# What is being asked:
From the first entry to the last, restate everything word for word and exclude pictures.
===== Extracted entries
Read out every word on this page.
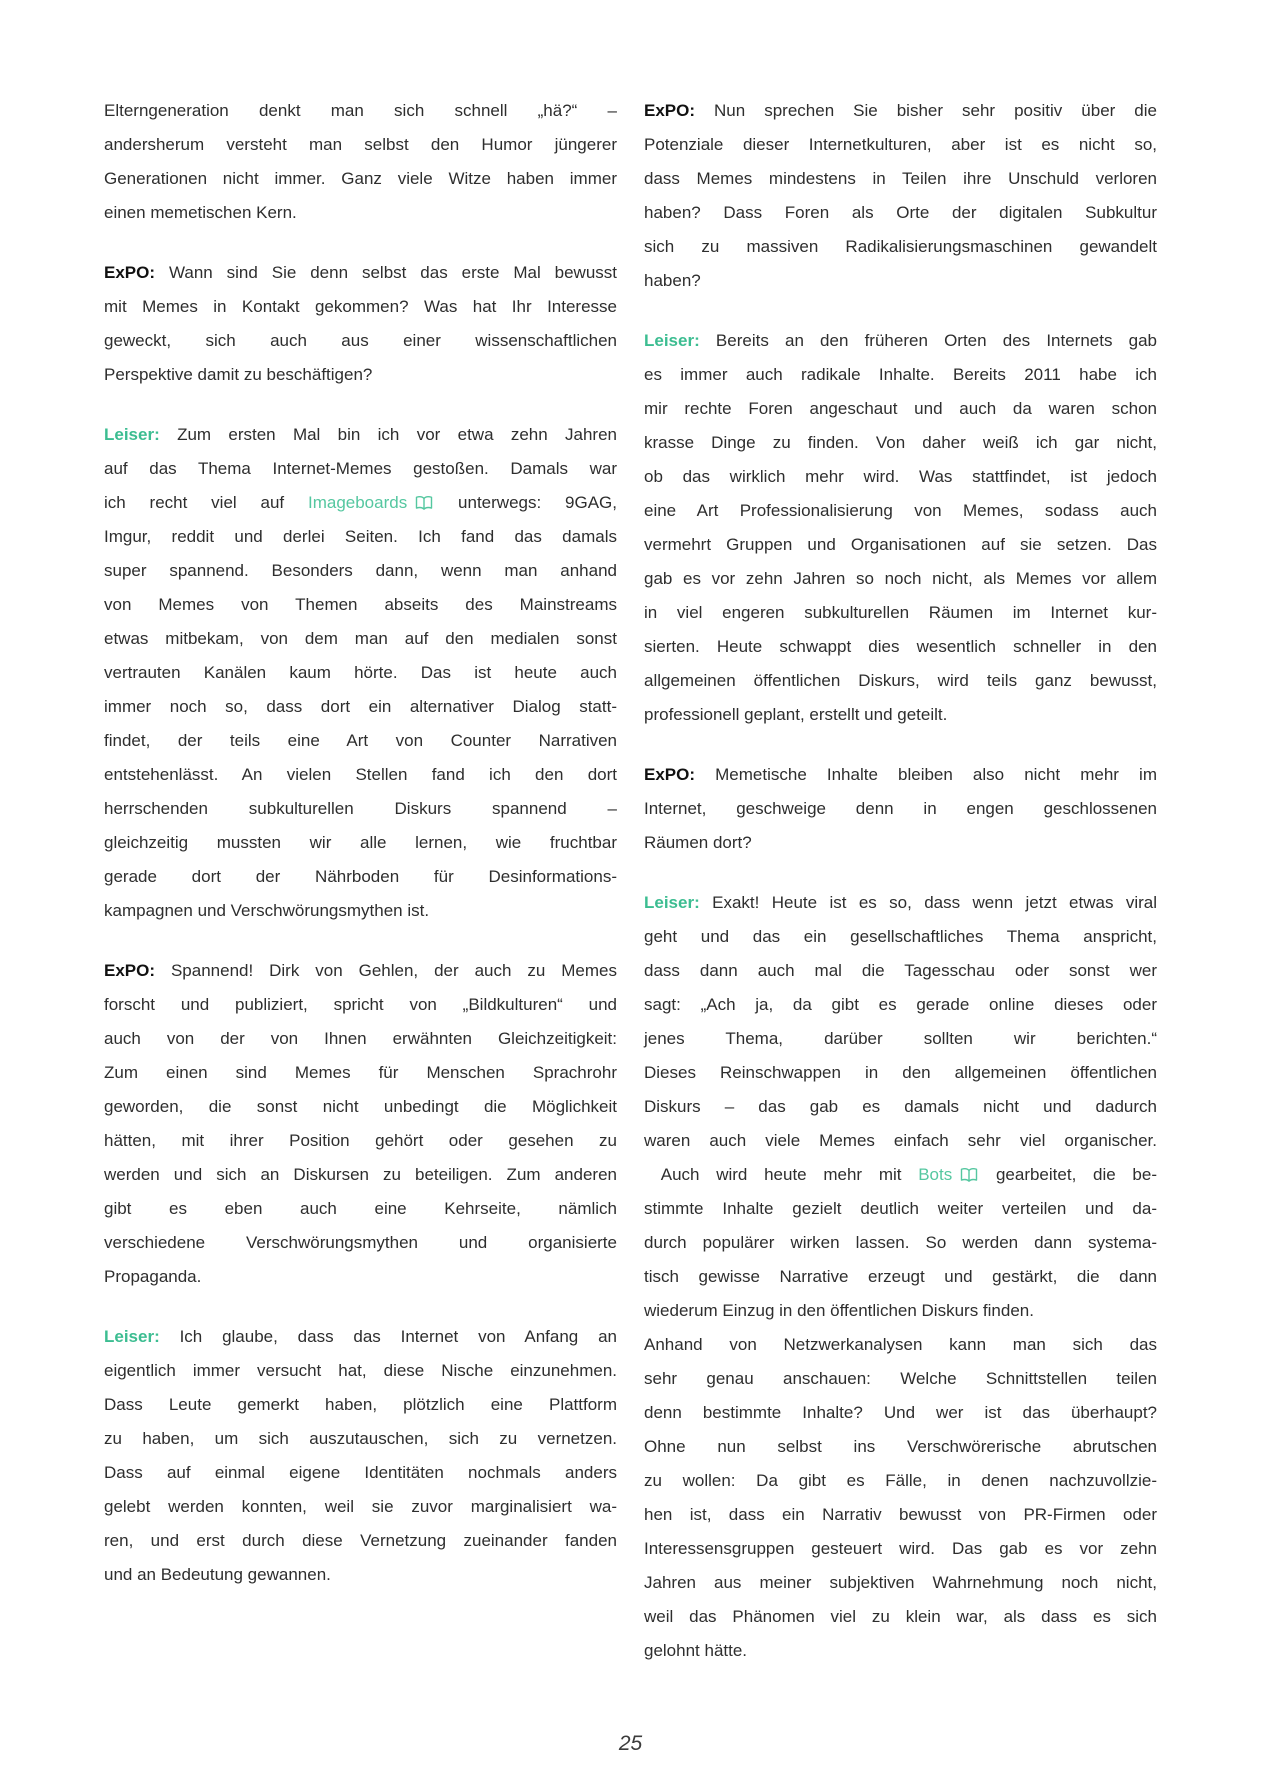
Elterngeneration denkt man sich schnell „hä?“ –
andersherum versteht man selbst den Humor jüngerer
Generationen nicht immer. Ganz viele Witze haben immer
einen memetischen Kern.
ExPO: Wann sind Sie denn selbst das erste Mal bewusst
mit Memes in Kontakt gekommen? Was hat Ihr Interesse
geweckt, sich auch aus einer wissenschaftlichen
Perspektive damit zu beschäftigen?
Leiser: Zum ersten Mal bin ich vor etwa zehn Jahren
auf das Thema Internet-Memes gestoßen. Damals war
ich recht viel auf Imageboards unterwegs: 9GAG,
Imgur, reddit und derlei Seiten. Ich fand das damals
super spannend. Besonders dann, wenn man anhand
von Memes von Themen abseits des Mainstreams
etwas mitbekam, von dem man auf den medialen sonst
vertrauten Kanälen kaum hörte. Das ist heute auch
immer noch so, dass dort ein alternativer Dialog statt-
findet, der teils eine Art von Counter Narrativen
entstehenlässt. An vielen Stellen fand ich den dort
herrschenden subkulturellen Diskurs spannend –
gleichzeitig mussten wir alle lernen, wie fruchtbar
gerade dort der Nährboden für Desinformations-
kampagnen und Verschwörungsmythen ist.
ExPO: Spannend! Dirk von Gehlen, der auch zu Memes
forscht und publiziert, spricht von „Bildkulturen“ und
auch von der von Ihnen erwähnten Gleichzeitigkeit:
Zum einen sind Memes für Menschen Sprachrohr
geworden, die sonst nicht unbedingt die Möglichkeit
hätten, mit ihrer Position gehört oder gesehen zu
werden und sich an Diskursen zu beteiligen. Zum anderen
gibt es eben auch eine Kehrseite, nämlich
verschiedene Verschwörungsmythen und organisierte
Propaganda.
Leiser: Ich glaube, dass das Internet von Anfang an
eigentlich immer versucht hat, diese Nische einzunehmen.
Dass Leute gemerkt haben, plötzlich eine Plattform
zu haben, um sich auszutauschen, sich zu vernetzen.
Dass auf einmal eigene Identitäten nochmals anders
gelebt werden konnten, weil sie zuvor marginalisiert wa-
ren, und erst durch diese Vernetzung zueinander fanden
und an Bedeutung gewannen.
ExPO: Nun sprechen Sie bisher sehr positiv über die
Potenziale dieser Internetkulturen, aber ist es nicht so,
dass Memes mindestens in Teilen ihre Unschuld verloren
haben? Dass Foren als Orte der digitalen Subkultur
sich zu massiven Radikalisierungsmaschinen gewandelt
haben?
Leiser: Bereits an den früheren Orten des Internets gab
es immer auch radikale Inhalte. Bereits 2011 habe ich
mir rechte Foren angeschaut und auch da waren schon
krasse Dinge zu finden. Von daher weiß ich gar nicht,
ob das wirklich mehr wird. Was stattfindet, ist jedoch
eine Art Professionalisierung von Memes, sodass auch
vermehrt Gruppen und Organisationen auf sie setzen. Das
gab es vor zehn Jahren so noch nicht, als Memes vor allem
in viel engeren subkulturellen Räumen im Internet kur-
sierten. Heute schwappt dies wesentlich schneller in den
allgemeinen öffentlichen Diskurs, wird teils ganz bewusst,
professionell geplant, erstellt und geteilt.
ExPO: Memetische Inhalte bleiben also nicht mehr im
Internet, geschweige denn in engen geschlossenen
Räumen dort?
Leiser: Exakt! Heute ist es so, dass wenn jetzt etwas viral
geht und das ein gesellschaftliches Thema anspricht,
dass dann auch mal die Tagesschau oder sonst wer
sagt: „Ach ja, da gibt es gerade online dieses oder
jenes Thema, darüber sollten wir berichten.“
Dieses Reinschwappen in den allgemeinen öffentlichen
Diskurs – das gab es damals nicht und dadurch
waren auch viele Memes einfach sehr viel organischer.
Auch wird heute mehr mit Bots gearbeitet, die be-
stimmte Inhalte gezielt deutlich weiter verteilen und da-
durch populärer wirken lassen. So werden dann systema-
tisch gewisse Narrative erzeugt und gestärkt, die dann
wiederum Einzug in den öffentlichen Diskurs finden.
Anhand von Netzwerkanalysen kann man sich das
sehr genau anschauen: Welche Schnittstellen teilen
denn bestimmte Inhalte? Und wer ist das überhaupt?
Ohne nun selbst ins Verschwörerische abrutschen
zu wollen: Da gibt es Fälle, in denen nachzuvollzie-
hen ist, dass ein Narrativ bewusst von PR-Firmen oder
Interessensgruppen gesteuert wird. Das gab es vor zehn
Jahren aus meiner subjektiven Wahrnehmung noch nicht,
weil das Phänomen viel zu klein war, als dass es sich
gelohnt hätte.
25
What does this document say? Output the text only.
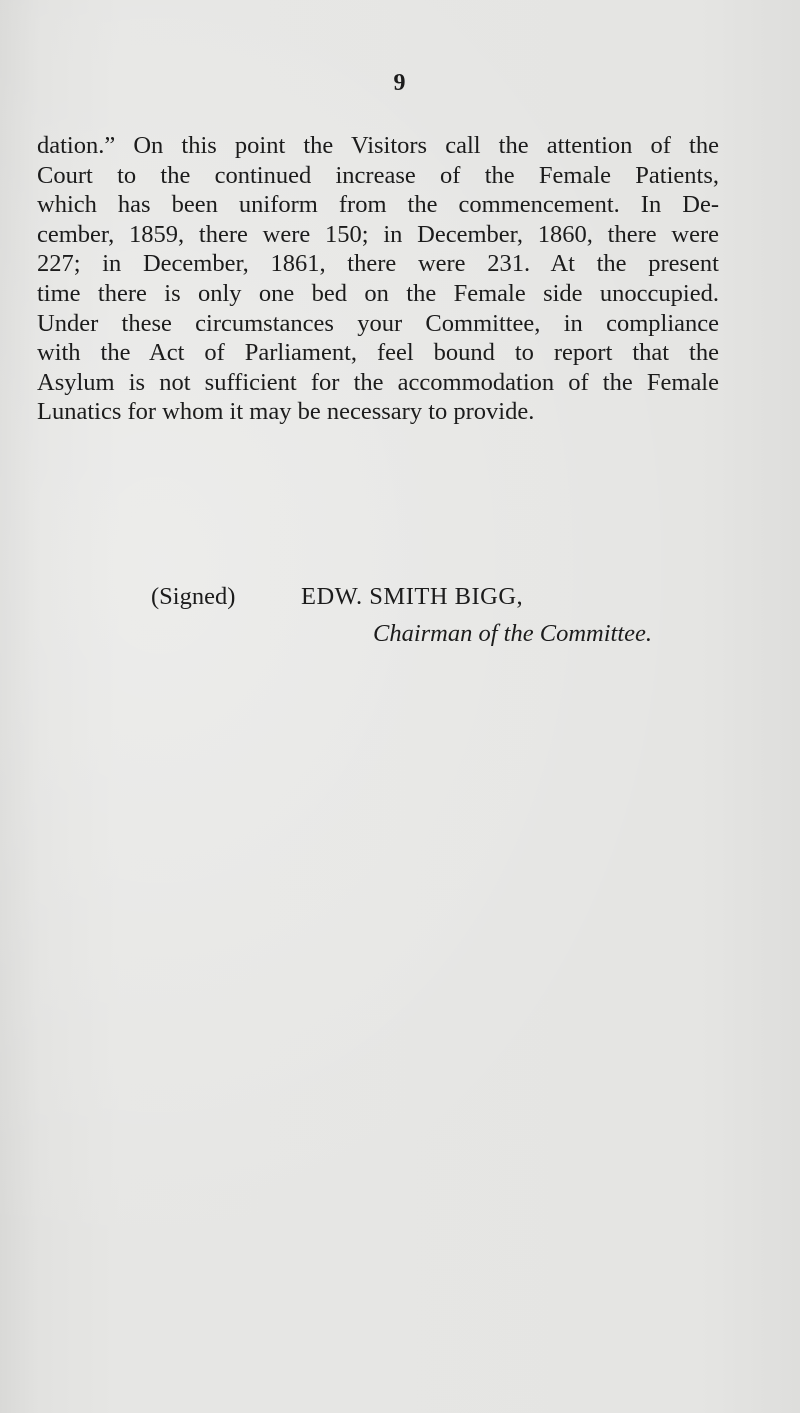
9
dation.” On this point the Visitors call the attention of the
Court to the continued increase of the Female Patients,
which has been uniform from the commencement. In De-
cember, 1859, there were 150; in December, 1860, there were
227; in December, 1861, there were 231. At the present
time there is only one bed on the Female side unoccupied.
Under these circumstances your Committee, in compliance
with the Act of Parliament, feel bound to report that the
Asylum is not sufficient for the accommodation of the Female
Lunatics for whom it may be necessary to provide.
(Signed)	EDW. SMITH BIGG,
Chairman of the Committee.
==========
# Written answer:
Read out every word on this page.
Elterngeneration denkt man sich schnell „hä?“ –
andersherum versteht man selbst den Humor jüngerer
Generationen nicht immer. Ganz viele Witze haben immer
einen memetischen Kern.
ExPO: Wann sind Sie denn selbst das erste Mal bewusst
mit Memes in Kontakt gekommen? Was hat Ihr Interesse
geweckt, sich auch aus einer wissenschaftlichen
Perspektive damit zu beschäftigen?
Leiser: Zum ersten Mal bin ich vor etwa zehn Jahren
auf das Thema Internet-Memes gestoßen. Damals war
ich recht viel auf Imageboards unterwegs: 9GAG,
Imgur, reddit und derlei Seiten. Ich fand das damals
super spannend. Besonders dann, wenn man anhand
von Memes von Themen abseits des Mainstreams
etwas mitbekam, von dem man auf den medialen sonst
vertrauten Kanälen kaum hörte. Das ist heute auch
immer noch so, dass dort ein alternativer Dialog statt-
findet, der teils eine Art von Counter Narrativen
entstehenlässt. An vielen Stellen fand ich den dort
herrschenden subkulturellen Diskurs spannend –
gleichzeitig mussten wir alle lernen, wie fruchtbar
gerade dort der Nährboden für Desinformations-
kampagnen und Verschwörungsmythen ist.
ExPO: Spannend! Dirk von Gehlen, der auch zu Memes
forscht und publiziert, spricht von „Bildkulturen“ und
auch von der von Ihnen erwähnten Gleichzeitigkeit:
Zum einen sind Memes für Menschen Sprachrohr
geworden, die sonst nicht unbedingt die Möglichkeit
hätten, mit ihrer Position gehört oder gesehen zu
werden und sich an Diskursen zu beteiligen. Zum anderen
gibt es eben auch eine Kehrseite, nämlich
verschiedene Verschwörungsmythen und organisierte
Propaganda.
Leiser: Ich glaube, dass das Internet von Anfang an
eigentlich immer versucht hat, diese Nische einzunehmen.
Dass Leute gemerkt haben, plötzlich eine Plattform
zu haben, um sich auszutauschen, sich zu vernetzen.
Dass auf einmal eigene Identitäten nochmals anders
gelebt werden konnten, weil sie zuvor marginalisiert wa-
ren, und erst durch diese Vernetzung zueinander fanden
und an Bedeutung gewannen.
ExPO: Nun sprechen Sie bisher sehr positiv über die
Potenziale dieser Internetkulturen, aber ist es nicht so,
dass Memes mindestens in Teilen ihre Unschuld verloren
haben? Dass Foren als Orte der digitalen Subkultur
sich zu massiven Radikalisierungsmaschinen gewandelt
haben?
Leiser: Bereits an den früheren Orten des Internets gab
es immer auch radikale Inhalte. Bereits 2011 habe ich
mir rechte Foren angeschaut und auch da waren schon
krasse Dinge zu finden. Von daher weiß ich gar nicht,
ob das wirklich mehr wird. Was stattfindet, ist jedoch
eine Art Professionalisierung von Memes, sodass auch
vermehrt Gruppen und Organisationen auf sie setzen. Das
gab es vor zehn Jahren so noch nicht, als Memes vor allem
in viel engeren subkulturellen Räumen im Internet kur-
sierten. Heute schwappt dies wesentlich schneller in den
allgemeinen öffentlichen Diskurs, wird teils ganz bewusst,
professionell geplant, erstellt und geteilt.
ExPO: Memetische Inhalte bleiben also nicht mehr im
Internet, geschweige denn in engen geschlossenen
Räumen dort?
Leiser: Exakt! Heute ist es so, dass wenn jetzt etwas viral
geht und das ein gesellschaftliches Thema anspricht,
dass dann auch mal die Tagesschau oder sonst wer
sagt: „Ach ja, da gibt es gerade online dieses oder
jenes Thema, darüber sollten wir berichten.“
Dieses Reinschwappen in den allgemeinen öffentlichen
Diskurs – das gab es damals nicht und dadurch
waren auch viele Memes einfach sehr viel organischer.
Auch wird heute mehr mit Bots gearbeitet, die be-
stimmte Inhalte gezielt deutlich weiter verteilen und da-
durch populärer wirken lassen. So werden dann systema-
tisch gewisse Narrative erzeugt und gestärkt, die dann
wiederum Einzug in den öffentlichen Diskurs finden.
Anhand von Netzwerkanalysen kann man sich das
sehr genau anschauen: Welche Schnittstellen teilen
denn bestimmte Inhalte? Und wer ist das überhaupt?
Ohne nun selbst ins Verschwörerische abrutschen
zu wollen: Da gibt es Fälle, in denen nachzuvollzie-
hen ist, dass ein Narrativ bewusst von PR-Firmen oder
Interessensgruppen gesteuert wird. Das gab es vor zehn
Jahren aus meiner subjektiven Wahrnehmung noch nicht,
weil das Phänomen viel zu klein war, als dass es sich
gelohnt hätte.
25
What does this document say? Output the text only.
9
dation.” On this point the Visitors call the attention of the
Court to the continued increase of the Female Patients,
which has been uniform from the commencement. In De-
cember, 1859, there were 150; in December, 1860, there were
227; in December, 1861, there were 231. At the present
time there is only one bed on the Female side unoccupied.
Under these circumstances your Committee, in compliance
with the Act of Parliament, feel bound to report that the
Asylum is not sufficient for the accommodation of the Female
Lunatics for whom it may be necessary to provide.
(Signed)	EDW. SMITH BIGG,
Chairman of the Committee.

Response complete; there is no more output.